Record extracts:
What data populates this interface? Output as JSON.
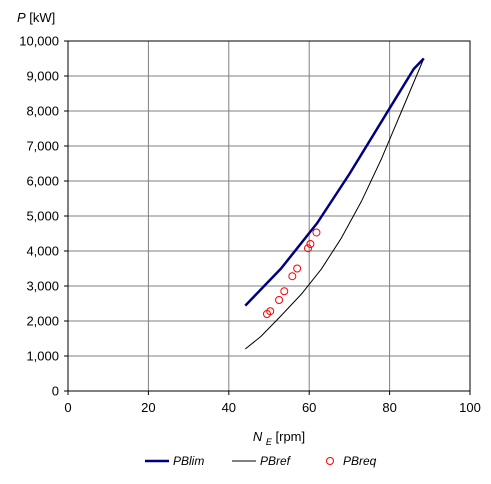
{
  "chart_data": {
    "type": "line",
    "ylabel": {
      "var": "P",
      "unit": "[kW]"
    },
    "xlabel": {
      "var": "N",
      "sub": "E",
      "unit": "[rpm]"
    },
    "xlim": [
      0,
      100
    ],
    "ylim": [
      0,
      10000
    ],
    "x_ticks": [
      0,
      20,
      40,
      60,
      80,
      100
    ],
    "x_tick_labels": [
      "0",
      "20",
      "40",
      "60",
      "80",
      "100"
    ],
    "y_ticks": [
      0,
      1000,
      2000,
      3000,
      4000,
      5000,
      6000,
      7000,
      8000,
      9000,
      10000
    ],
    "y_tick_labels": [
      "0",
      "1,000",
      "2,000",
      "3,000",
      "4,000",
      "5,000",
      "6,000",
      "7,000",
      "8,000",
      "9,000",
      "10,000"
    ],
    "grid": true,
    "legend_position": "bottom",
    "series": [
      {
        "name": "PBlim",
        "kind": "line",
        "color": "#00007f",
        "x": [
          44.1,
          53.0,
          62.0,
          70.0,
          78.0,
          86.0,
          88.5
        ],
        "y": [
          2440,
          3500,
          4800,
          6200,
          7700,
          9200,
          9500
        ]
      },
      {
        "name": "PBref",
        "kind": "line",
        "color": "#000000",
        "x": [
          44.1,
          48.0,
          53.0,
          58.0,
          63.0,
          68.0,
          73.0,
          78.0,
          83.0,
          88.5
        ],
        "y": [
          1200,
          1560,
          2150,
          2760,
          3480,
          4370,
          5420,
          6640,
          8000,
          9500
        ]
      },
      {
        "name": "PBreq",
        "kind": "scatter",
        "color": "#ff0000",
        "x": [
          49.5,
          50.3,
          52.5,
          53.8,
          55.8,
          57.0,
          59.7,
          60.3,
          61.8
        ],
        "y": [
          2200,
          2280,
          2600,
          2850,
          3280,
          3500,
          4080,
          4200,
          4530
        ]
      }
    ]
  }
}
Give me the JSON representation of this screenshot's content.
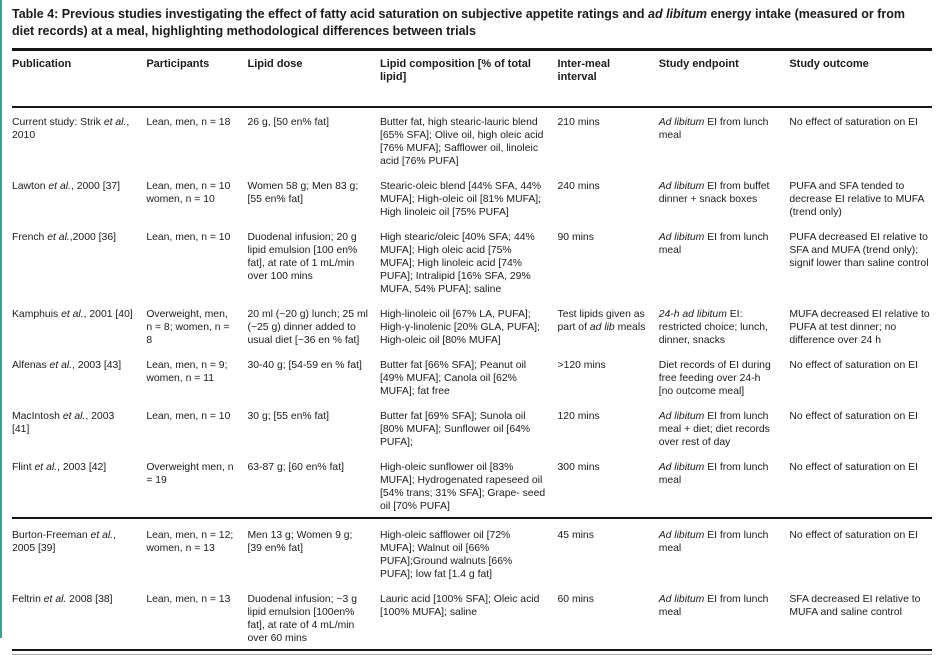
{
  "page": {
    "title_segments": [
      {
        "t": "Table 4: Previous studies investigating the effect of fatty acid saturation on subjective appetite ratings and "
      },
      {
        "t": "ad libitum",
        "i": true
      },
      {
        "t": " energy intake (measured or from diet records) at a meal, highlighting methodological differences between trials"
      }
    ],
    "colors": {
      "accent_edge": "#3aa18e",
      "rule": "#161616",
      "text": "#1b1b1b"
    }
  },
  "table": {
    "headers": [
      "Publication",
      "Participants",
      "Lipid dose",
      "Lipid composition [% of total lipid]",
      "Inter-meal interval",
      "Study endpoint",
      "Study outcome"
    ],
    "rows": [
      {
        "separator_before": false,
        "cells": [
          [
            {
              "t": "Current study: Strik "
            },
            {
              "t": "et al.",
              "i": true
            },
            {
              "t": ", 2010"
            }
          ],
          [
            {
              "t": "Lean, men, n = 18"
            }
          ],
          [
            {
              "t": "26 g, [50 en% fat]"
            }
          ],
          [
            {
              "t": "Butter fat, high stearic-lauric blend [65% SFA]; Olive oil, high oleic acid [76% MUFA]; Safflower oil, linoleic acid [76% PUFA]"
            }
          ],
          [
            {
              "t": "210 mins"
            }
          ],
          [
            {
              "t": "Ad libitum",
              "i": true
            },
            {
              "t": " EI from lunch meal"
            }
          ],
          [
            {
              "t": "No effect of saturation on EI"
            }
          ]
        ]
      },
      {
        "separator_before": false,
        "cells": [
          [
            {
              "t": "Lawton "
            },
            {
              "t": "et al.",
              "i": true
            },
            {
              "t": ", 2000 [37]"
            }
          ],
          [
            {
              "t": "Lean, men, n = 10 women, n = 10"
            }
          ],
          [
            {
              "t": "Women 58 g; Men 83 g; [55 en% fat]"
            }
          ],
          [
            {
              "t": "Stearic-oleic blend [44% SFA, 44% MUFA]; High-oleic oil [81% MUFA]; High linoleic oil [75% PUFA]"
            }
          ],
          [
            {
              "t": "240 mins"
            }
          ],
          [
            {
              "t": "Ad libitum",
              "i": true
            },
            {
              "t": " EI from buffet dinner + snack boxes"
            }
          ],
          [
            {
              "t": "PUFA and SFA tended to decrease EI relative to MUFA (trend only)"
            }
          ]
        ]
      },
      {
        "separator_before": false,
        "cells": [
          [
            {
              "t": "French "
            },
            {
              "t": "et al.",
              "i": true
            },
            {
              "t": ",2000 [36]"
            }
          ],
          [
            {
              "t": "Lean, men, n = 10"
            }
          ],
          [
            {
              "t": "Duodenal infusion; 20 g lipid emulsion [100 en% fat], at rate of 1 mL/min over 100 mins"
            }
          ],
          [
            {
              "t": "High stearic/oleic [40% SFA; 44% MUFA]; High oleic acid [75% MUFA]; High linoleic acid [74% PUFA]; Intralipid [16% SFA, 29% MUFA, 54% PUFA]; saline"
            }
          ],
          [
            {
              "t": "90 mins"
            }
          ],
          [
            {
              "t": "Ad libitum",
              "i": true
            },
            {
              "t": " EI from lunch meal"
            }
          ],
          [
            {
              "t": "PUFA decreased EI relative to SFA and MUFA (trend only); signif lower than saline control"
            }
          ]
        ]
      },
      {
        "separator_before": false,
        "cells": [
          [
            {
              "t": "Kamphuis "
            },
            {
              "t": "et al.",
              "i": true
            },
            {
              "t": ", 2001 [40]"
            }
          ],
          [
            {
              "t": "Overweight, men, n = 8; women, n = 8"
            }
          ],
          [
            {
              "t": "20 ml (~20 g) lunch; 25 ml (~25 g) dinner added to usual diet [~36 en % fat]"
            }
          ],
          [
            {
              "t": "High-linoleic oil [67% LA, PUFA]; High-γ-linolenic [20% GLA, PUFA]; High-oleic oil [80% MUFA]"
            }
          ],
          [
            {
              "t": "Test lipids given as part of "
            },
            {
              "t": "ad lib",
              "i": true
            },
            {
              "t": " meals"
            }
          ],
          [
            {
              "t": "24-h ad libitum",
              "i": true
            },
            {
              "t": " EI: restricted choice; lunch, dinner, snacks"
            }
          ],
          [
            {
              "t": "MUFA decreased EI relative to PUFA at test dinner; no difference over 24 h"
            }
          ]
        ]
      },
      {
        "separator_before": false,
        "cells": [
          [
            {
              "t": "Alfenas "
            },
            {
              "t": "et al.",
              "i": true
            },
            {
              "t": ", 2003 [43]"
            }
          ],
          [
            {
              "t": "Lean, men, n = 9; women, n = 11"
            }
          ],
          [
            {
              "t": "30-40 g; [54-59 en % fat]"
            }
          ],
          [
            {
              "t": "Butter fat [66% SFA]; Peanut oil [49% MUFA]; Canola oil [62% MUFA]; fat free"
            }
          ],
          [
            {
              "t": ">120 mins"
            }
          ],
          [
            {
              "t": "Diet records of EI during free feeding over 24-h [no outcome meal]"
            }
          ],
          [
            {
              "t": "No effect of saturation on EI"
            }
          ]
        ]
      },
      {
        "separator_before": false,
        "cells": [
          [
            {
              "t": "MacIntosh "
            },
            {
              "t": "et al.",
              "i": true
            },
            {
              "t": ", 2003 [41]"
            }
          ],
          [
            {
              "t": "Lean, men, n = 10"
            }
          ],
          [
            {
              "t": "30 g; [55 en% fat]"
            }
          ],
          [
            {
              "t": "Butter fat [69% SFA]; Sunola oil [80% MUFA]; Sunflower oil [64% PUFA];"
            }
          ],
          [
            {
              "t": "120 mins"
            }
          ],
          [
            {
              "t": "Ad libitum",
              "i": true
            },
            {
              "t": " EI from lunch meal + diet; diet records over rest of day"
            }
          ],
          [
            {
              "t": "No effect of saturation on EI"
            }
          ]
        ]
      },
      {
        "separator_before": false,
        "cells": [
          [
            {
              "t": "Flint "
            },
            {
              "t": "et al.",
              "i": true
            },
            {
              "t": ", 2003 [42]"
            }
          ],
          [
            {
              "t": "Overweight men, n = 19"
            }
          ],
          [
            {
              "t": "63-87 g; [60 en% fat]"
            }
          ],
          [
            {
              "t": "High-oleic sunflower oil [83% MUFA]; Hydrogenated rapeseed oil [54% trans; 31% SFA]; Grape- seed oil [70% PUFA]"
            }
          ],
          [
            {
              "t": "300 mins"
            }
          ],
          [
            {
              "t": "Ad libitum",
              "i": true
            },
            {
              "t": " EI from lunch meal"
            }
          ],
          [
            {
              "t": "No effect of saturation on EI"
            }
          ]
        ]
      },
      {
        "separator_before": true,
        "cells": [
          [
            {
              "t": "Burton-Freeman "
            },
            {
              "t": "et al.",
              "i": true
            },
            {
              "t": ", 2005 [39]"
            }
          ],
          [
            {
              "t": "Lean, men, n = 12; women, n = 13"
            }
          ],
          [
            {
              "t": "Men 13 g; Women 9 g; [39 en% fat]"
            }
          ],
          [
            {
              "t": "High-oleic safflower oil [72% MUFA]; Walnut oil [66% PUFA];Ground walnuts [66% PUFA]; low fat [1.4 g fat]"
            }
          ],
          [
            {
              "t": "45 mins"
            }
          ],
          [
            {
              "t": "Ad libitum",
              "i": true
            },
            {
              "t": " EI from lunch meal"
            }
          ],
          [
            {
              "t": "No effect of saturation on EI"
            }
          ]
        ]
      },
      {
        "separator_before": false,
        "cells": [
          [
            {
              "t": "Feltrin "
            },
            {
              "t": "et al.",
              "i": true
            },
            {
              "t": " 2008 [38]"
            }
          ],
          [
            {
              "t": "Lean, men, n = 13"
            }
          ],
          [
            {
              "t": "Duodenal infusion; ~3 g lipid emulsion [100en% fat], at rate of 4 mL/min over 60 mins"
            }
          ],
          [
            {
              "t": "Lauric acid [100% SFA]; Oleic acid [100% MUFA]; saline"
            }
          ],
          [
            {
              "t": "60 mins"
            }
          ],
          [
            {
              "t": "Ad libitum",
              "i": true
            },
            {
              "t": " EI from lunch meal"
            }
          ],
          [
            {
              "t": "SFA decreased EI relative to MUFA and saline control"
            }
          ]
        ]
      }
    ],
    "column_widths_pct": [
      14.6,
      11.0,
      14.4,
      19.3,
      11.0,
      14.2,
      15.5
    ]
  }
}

The exercise:
Check every line of the data, and copy the ones that contain "this".

Output:
What data populates this interface? Output as JSON.
Give me the JSON representation of this screenshot's content.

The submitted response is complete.